_Exercise:_ Each line below must be set down exactly; omit any image you find.

_Dataset extract:_
************

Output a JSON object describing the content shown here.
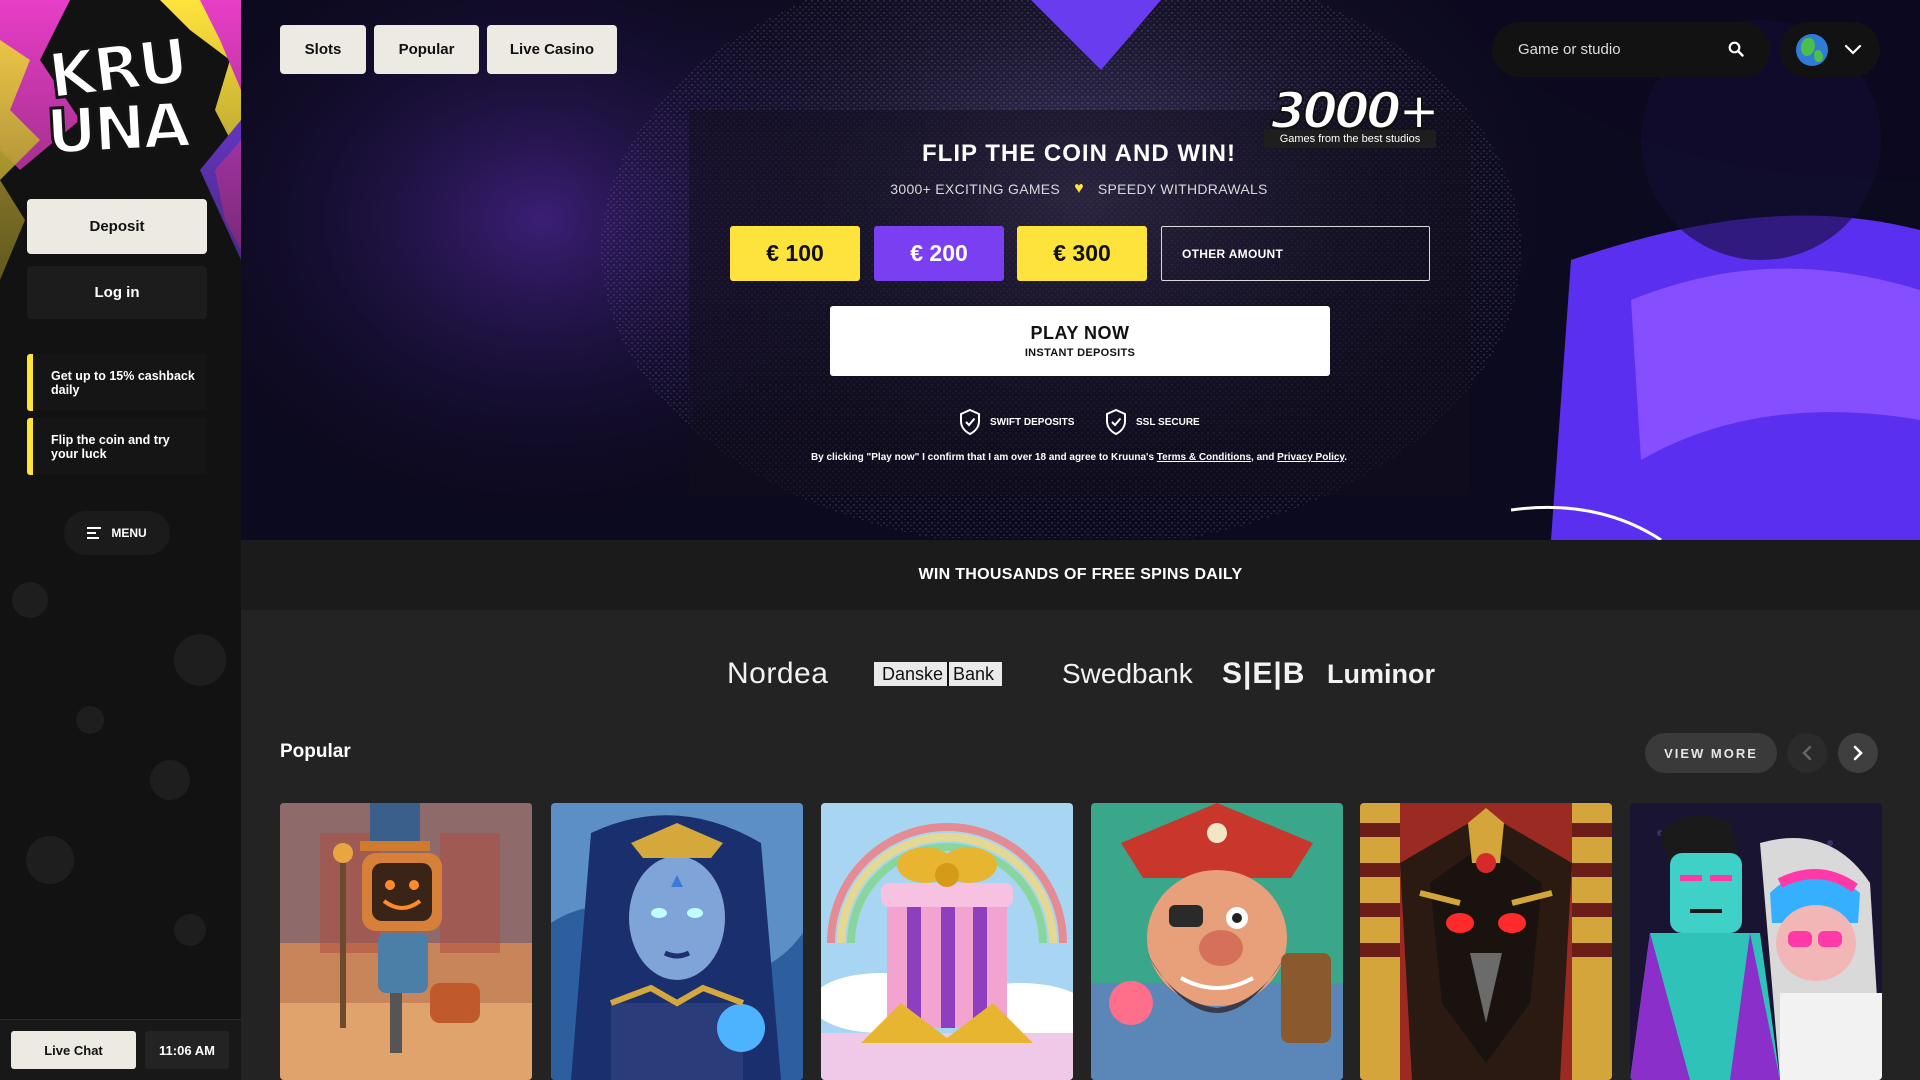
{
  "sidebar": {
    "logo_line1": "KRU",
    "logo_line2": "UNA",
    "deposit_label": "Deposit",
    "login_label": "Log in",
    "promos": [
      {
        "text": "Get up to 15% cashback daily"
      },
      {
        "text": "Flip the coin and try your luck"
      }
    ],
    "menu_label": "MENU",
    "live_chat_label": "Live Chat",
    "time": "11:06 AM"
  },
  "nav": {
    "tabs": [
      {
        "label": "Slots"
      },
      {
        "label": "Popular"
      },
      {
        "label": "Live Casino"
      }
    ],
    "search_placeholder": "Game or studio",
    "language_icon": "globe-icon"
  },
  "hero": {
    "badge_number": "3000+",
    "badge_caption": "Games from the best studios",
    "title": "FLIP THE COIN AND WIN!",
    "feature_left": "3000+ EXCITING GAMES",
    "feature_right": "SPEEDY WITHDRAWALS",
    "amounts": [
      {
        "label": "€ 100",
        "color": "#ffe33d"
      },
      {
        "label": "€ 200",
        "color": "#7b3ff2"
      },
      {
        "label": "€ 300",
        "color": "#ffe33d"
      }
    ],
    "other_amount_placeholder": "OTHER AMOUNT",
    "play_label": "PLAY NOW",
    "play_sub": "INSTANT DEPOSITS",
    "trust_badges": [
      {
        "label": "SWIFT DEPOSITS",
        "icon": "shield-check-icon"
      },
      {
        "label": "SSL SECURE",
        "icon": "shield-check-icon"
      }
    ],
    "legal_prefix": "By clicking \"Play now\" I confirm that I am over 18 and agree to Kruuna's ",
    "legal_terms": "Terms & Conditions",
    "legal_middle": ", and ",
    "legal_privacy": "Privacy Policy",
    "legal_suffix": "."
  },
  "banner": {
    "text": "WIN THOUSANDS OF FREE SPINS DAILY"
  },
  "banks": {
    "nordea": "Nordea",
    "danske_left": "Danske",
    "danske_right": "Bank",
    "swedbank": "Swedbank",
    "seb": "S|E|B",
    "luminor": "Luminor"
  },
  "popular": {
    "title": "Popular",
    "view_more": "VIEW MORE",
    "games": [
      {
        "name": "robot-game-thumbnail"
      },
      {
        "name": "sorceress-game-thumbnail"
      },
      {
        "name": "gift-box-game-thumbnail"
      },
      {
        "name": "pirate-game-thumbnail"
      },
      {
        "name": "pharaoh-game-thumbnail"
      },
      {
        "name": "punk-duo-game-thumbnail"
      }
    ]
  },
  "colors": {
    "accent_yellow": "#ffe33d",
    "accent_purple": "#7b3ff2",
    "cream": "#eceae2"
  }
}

************

_In response:_
Output a JSON object describing the content shown here.
{
  "sidebar": {
    "logo_line1": "KRU",
    "logo_line2": "UNA",
    "deposit_label": "Deposit",
    "login_label": "Log in",
    "promos": [
      {
        "text": "Get up to 15% cashback daily"
      },
      {
        "text": "Flip the coin and try your luck"
      }
    ],
    "menu_label": "MENU",
    "live_chat_label": "Live Chat",
    "time": "11:06 AM"
  },
  "nav": {
    "tabs": [
      {
        "label": "Slots"
      },
      {
        "label": "Popular"
      },
      {
        "label": "Live Casino"
      }
    ],
    "search_placeholder": "Game or studio",
    "language_icon": "globe-icon"
  },
  "hero": {
    "badge_number": "3000+",
    "badge_caption": "Games from the best studios",
    "title": "FLIP THE COIN AND WIN!",
    "feature_left": "3000+ EXCITING GAMES",
    "feature_right": "SPEEDY WITHDRAWALS",
    "amounts": [
      {
        "label": "€ 100",
        "color": "#ffe33d"
      },
      {
        "label": "€ 200",
        "color": "#7b3ff2"
      },
      {
        "label": "€ 300",
        "color": "#ffe33d"
      }
    ],
    "other_amount_placeholder": "OTHER AMOUNT",
    "play_label": "PLAY NOW",
    "play_sub": "INSTANT DEPOSITS",
    "trust_badges": [
      {
        "label": "SWIFT DEPOSITS",
        "icon": "shield-check-icon"
      },
      {
        "label": "SSL SECURE",
        "icon": "shield-check-icon"
      }
    ],
    "legal_prefix": "By clicking \"Play now\" I confirm that I am over 18 and agree to Kruuna's ",
    "legal_terms": "Terms & Conditions",
    "legal_middle": ", and ",
    "legal_privacy": "Privacy Policy",
    "legal_suffix": "."
  },
  "banner": {
    "text": "WIN THOUSANDS OF FREE SPINS DAILY"
  },
  "banks": {
    "nordea": "Nordea",
    "danske_left": "Danske",
    "danske_right": "Bank",
    "swedbank": "Swedbank",
    "seb": "S|E|B",
    "luminor": "Luminor"
  },
  "popular": {
    "title": "Popular",
    "view_more": "VIEW MORE",
    "games": [
      {
        "name": "robot-game-thumbnail"
      },
      {
        "name": "sorceress-game-thumbnail"
      },
      {
        "name": "gift-box-game-thumbnail"
      },
      {
        "name": "pirate-game-thumbnail"
      },
      {
        "name": "pharaoh-game-thumbnail"
      },
      {
        "name": "punk-duo-game-thumbnail"
      }
    ]
  },
  "colors": {
    "accent_yellow": "#ffe33d",
    "accent_purple": "#7b3ff2",
    "cream": "#eceae2"
  }
}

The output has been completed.